Each entry below should be echoed exactly, with pictures omitted.

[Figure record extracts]
□ □ □ □

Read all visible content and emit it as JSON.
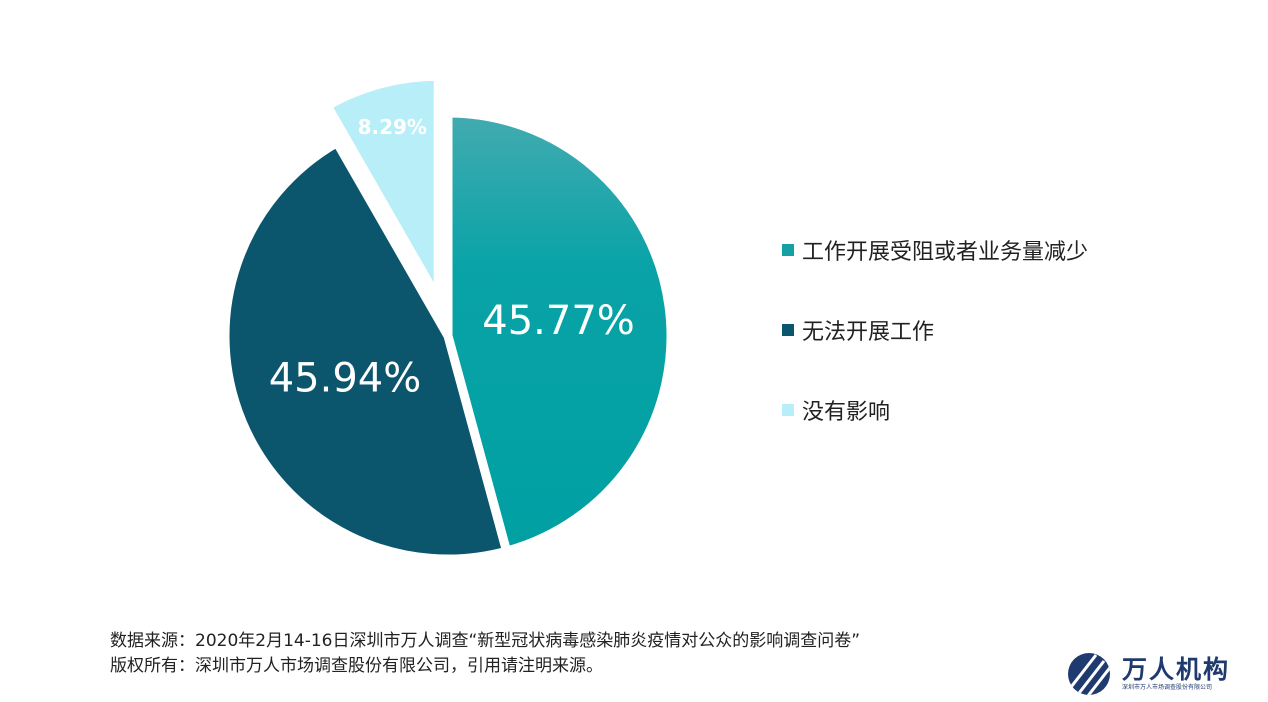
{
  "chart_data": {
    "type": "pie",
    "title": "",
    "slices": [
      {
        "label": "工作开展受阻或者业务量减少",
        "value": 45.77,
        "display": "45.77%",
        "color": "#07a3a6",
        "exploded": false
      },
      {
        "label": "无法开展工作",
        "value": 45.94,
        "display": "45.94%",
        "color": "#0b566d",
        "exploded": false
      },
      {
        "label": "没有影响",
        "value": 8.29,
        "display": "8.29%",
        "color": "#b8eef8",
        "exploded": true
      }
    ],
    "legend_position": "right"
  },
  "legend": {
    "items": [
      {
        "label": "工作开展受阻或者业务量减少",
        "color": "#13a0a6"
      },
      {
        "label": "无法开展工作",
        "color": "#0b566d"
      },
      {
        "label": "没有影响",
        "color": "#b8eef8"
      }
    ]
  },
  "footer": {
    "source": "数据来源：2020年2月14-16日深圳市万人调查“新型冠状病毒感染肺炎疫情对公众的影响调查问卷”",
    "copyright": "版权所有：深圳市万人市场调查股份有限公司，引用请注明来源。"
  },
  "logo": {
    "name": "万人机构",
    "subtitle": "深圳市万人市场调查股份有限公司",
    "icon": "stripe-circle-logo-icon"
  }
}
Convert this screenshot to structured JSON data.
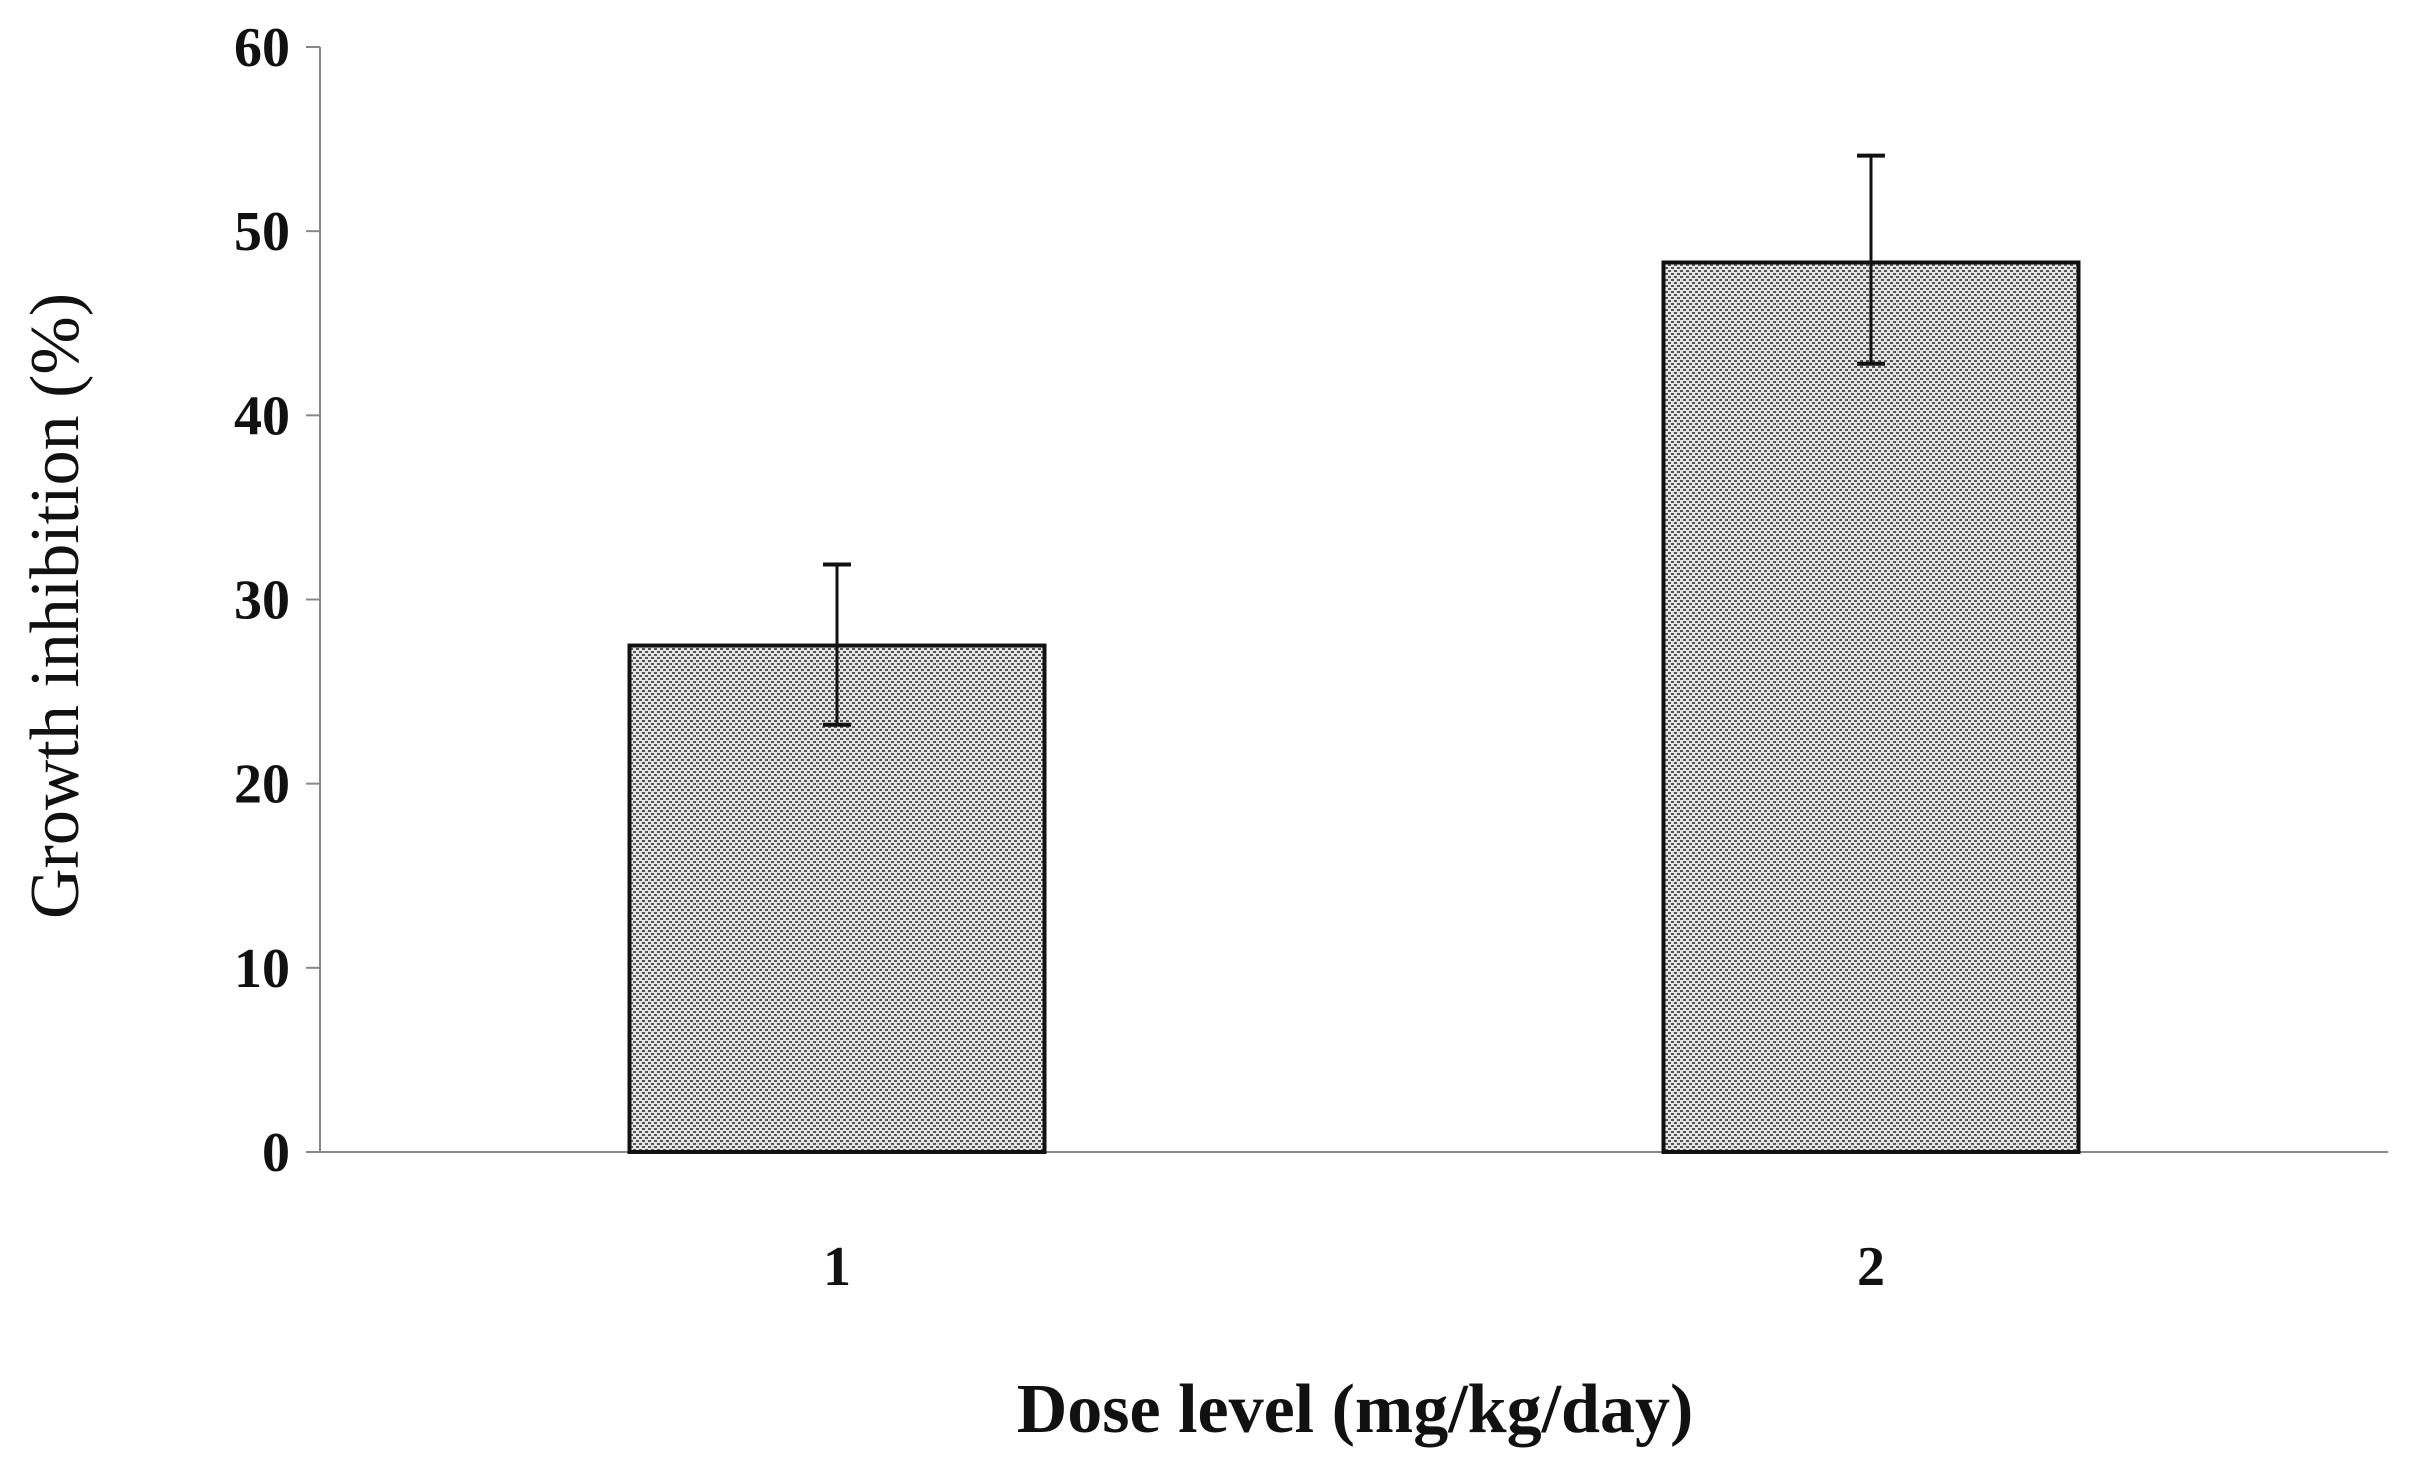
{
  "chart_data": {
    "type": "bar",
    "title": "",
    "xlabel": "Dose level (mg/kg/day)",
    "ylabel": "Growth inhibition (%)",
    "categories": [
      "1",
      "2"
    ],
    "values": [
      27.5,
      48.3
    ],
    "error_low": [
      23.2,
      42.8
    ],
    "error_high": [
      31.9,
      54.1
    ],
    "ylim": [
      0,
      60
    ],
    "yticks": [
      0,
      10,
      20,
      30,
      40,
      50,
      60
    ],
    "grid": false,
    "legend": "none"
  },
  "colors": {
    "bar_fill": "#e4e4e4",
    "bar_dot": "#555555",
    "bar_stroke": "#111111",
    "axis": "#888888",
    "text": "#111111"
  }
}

□ □ □ □

» **THE ANSWER**
Read all visible content and emit it as JSON.
{
  "chart_data": {
    "type": "pie",
    "title": "",
    "slices": [
      {
        "label": "工作开展受阻或者业务量减少",
        "value": 45.77,
        "display": "45.77%",
        "color": "#07a3a6",
        "exploded": false
      },
      {
        "label": "无法开展工作",
        "value": 45.94,
        "display": "45.94%",
        "color": "#0b566d",
        "exploded": false
      },
      {
        "label": "没有影响",
        "value": 8.29,
        "display": "8.29%",
        "color": "#b8eef8",
        "exploded": true
      }
    ],
    "legend_position": "right"
  },
  "legend": {
    "items": [
      {
        "label": "工作开展受阻或者业务量减少",
        "color": "#13a0a6"
      },
      {
        "label": "无法开展工作",
        "color": "#0b566d"
      },
      {
        "label": "没有影响",
        "color": "#b8eef8"
      }
    ]
  },
  "footer": {
    "source": "数据来源：2020年2月14-16日深圳市万人调查“新型冠状病毒感染肺炎疫情对公众的影响调查问卷”",
    "copyright": "版权所有：深圳市万人市场调查股份有限公司，引用请注明来源。"
  },
  "logo": {
    "name": "万人机构",
    "subtitle": "深圳市万人市场调查股份有限公司",
    "icon": "stripe-circle-logo-icon"
  }
}
Convert this screenshot to structured JSON data.
{
  "chart_data": {
    "type": "bar",
    "title": "",
    "xlabel": "Dose level (mg/kg/day)",
    "ylabel": "Growth inhibition (%)",
    "categories": [
      "1",
      "2"
    ],
    "values": [
      27.5,
      48.3
    ],
    "error_low": [
      23.2,
      42.8
    ],
    "error_high": [
      31.9,
      54.1
    ],
    "ylim": [
      0,
      60
    ],
    "yticks": [
      0,
      10,
      20,
      30,
      40,
      50,
      60
    ],
    "grid": false,
    "legend": "none"
  },
  "colors": {
    "bar_fill": "#e4e4e4",
    "bar_dot": "#555555",
    "bar_stroke": "#111111",
    "axis": "#888888",
    "text": "#111111"
  }
}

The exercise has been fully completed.